MATERIAL PROVIDED
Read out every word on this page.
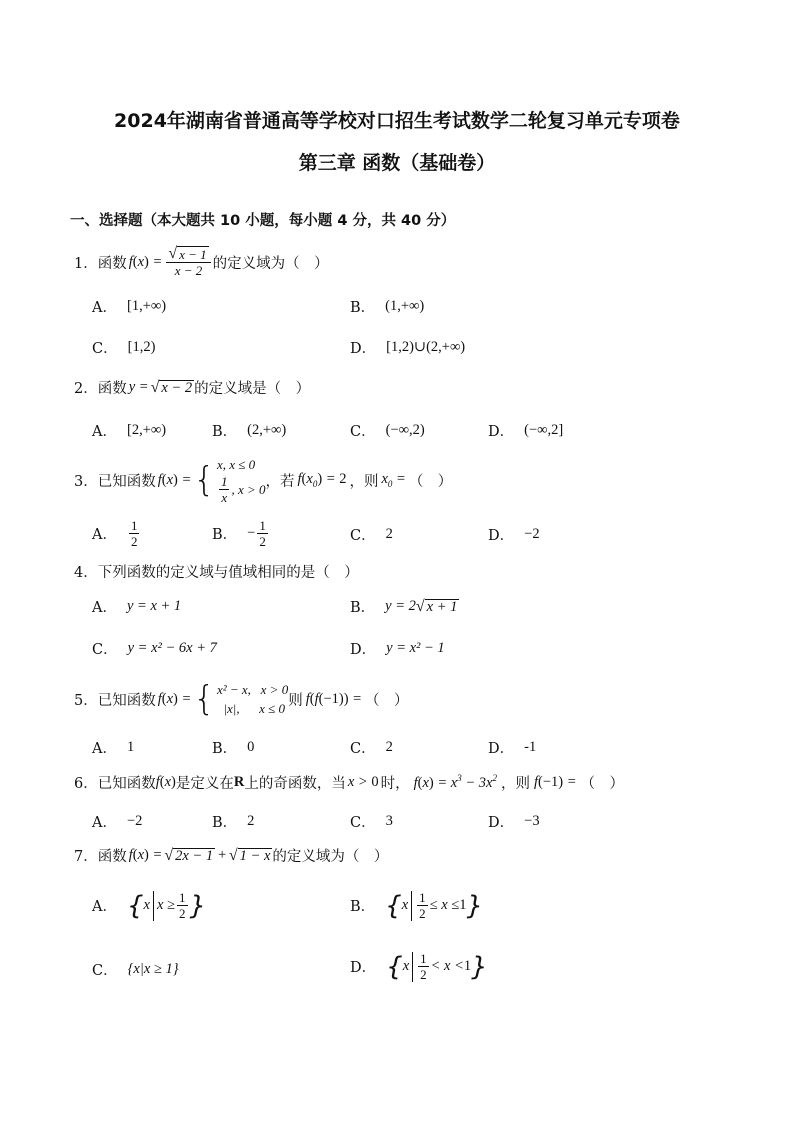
2024年湖南省普通高等学校对口招生考试数学二轮复习单元专项卷
第三章 函数（基础卷）
一、选择题（本大题共 10 小题，每小题 4 分，共 40 分）
1． 函数 $f(x) = \frac{√ x - 1}{x - 2}$ 的定义域为（　）
A． [1,+∞)	B． (1,+∞)
C． [1,2)	D． [1,2)∪(2,+∞)
2． 函数 y = √ x − 2 的定义域是（　）
A． [2,+∞)	B． (2,+∞)	C． (−∞,2)	D． (−∞,2]
3． 已知函数 f(x) = { x, x ≤ 0
$\frac{1}{x}$ , x > 0 ，若 $f(x_0) = 2$ ，则 $x_0$ = （　）
A． $\frac{1}{2}$	B． − $\frac{1}{2}$	C． 2	D． −2
4． 下列函数的定义域与值域相同的是（　）
A． y = x + 1	B． y = 2 √ x + 1
C． y = x² − 6x + 7	D． y = x² − 1
5． 已知函数 f(x) = { x² − x,   x > 0
|x|,      x ≤ 0 则 f(f(−1)) = （　）
A． 1	B． 0	C． 2	D． -1
6． 已知函数 f(x) 是定义在 R 上的奇函数，当 x > 0 时， $f(x) = x^3 - 3x^2$ ，则 f(−1) = （　）
A． −2	B． 2	C． 3	D． −3
7． 函数 f(x) = √ 2x − 1 + √ 1 − x 的定义域为（　）
A． { x $x \ge \frac{1}{2}$ }	B． { x $\frac{1}{2} \le x \le 1$ }
C． {x|x ≥ 1}	D． { x $\frac{1}{2} < x < 1$ }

EXERCISE
Which lines contain the word "已知函数"? Copy each one.

SOLUTION
3． 已知函数 f(x) = { x, x ≤ 0
5． 已知函数 f(x) = { x² − x,   x > 0
6． 已知函数 f(x) 是定义在 R 上的奇函数，当 x > 0 时， $f(x) = x^3 - 3x^2$ ，则 f(−1) = （　）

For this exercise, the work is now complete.